_PROMPT_
Set all the material down again unchanged, without the pictures.

--- START OF MATERIAL ---

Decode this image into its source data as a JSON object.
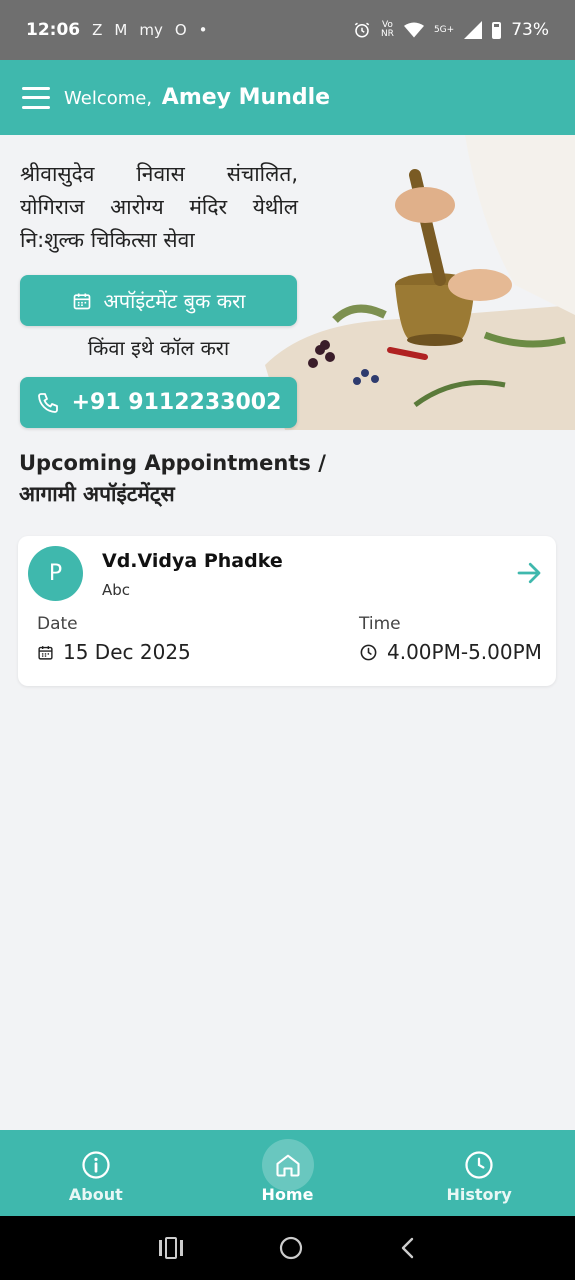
{
  "status_bar": {
    "time": "12:06",
    "left_icons": [
      "Z",
      "M",
      "my",
      "O",
      "•"
    ],
    "right_small": [
      "Vo",
      "NR"
    ],
    "signal_label": "5G+",
    "battery": "73%"
  },
  "header": {
    "welcome_label": "Welcome,",
    "user_name": "Amey Mundle"
  },
  "intro": {
    "text": "श्रीवासुदेव निवास संचालित, योगिराज आरोग्य मंदिर येथील नि:शुल्क चिकित्सा सेवा"
  },
  "actions": {
    "book_label": "अपॉइंटमेंट बुक करा",
    "or_call_text": "किंवा इथे कॉल करा",
    "phone": "+91 9112233002"
  },
  "upcoming": {
    "title_line1": "Upcoming Appointments /",
    "title_line2": "आगामी अपॉइंटमेंट्स",
    "appointments": [
      {
        "avatar_letter": "P",
        "doctor": "Vd.Vidya Phadke",
        "subtitle": "Abc",
        "date_label": "Date",
        "date": "15 Dec 2025",
        "time_label": "Time",
        "time": "4.00PM-5.00PM"
      }
    ]
  },
  "bottom_nav": {
    "items": [
      {
        "label": "About",
        "icon": "info-icon",
        "active": false
      },
      {
        "label": "Home",
        "icon": "home-icon",
        "active": true
      },
      {
        "label": "History",
        "icon": "clock-icon",
        "active": false
      }
    ]
  },
  "colors": {
    "accent": "#3fb8ad",
    "status_bar": "#6f6f6f",
    "background": "#f2f3f5"
  }
}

--- END OF MATERIAL ---

_RESPONSE_
Decode this image into its source data as a JSON object.
{
  "status_bar": {
    "time": "12:06",
    "left_icons": [
      "Z",
      "M",
      "my",
      "O",
      "•"
    ],
    "right_small": [
      "Vo",
      "NR"
    ],
    "signal_label": "5G+",
    "battery": "73%"
  },
  "header": {
    "welcome_label": "Welcome,",
    "user_name": "Amey Mundle"
  },
  "intro": {
    "text": "श्रीवासुदेव निवास संचालित, योगिराज आरोग्य मंदिर येथील नि:शुल्क चिकित्सा सेवा"
  },
  "actions": {
    "book_label": "अपॉइंटमेंट बुक करा",
    "or_call_text": "किंवा इथे कॉल करा",
    "phone": "+91 9112233002"
  },
  "upcoming": {
    "title_line1": "Upcoming Appointments /",
    "title_line2": "आगामी अपॉइंटमेंट्स",
    "appointments": [
      {
        "avatar_letter": "P",
        "doctor": "Vd.Vidya Phadke",
        "subtitle": "Abc",
        "date_label": "Date",
        "date": "15 Dec 2025",
        "time_label": "Time",
        "time": "4.00PM-5.00PM"
      }
    ]
  },
  "bottom_nav": {
    "items": [
      {
        "label": "About",
        "icon": "info-icon",
        "active": false
      },
      {
        "label": "Home",
        "icon": "home-icon",
        "active": true
      },
      {
        "label": "History",
        "icon": "clock-icon",
        "active": false
      }
    ]
  },
  "colors": {
    "accent": "#3fb8ad",
    "status_bar": "#6f6f6f",
    "background": "#f2f3f5"
  }
}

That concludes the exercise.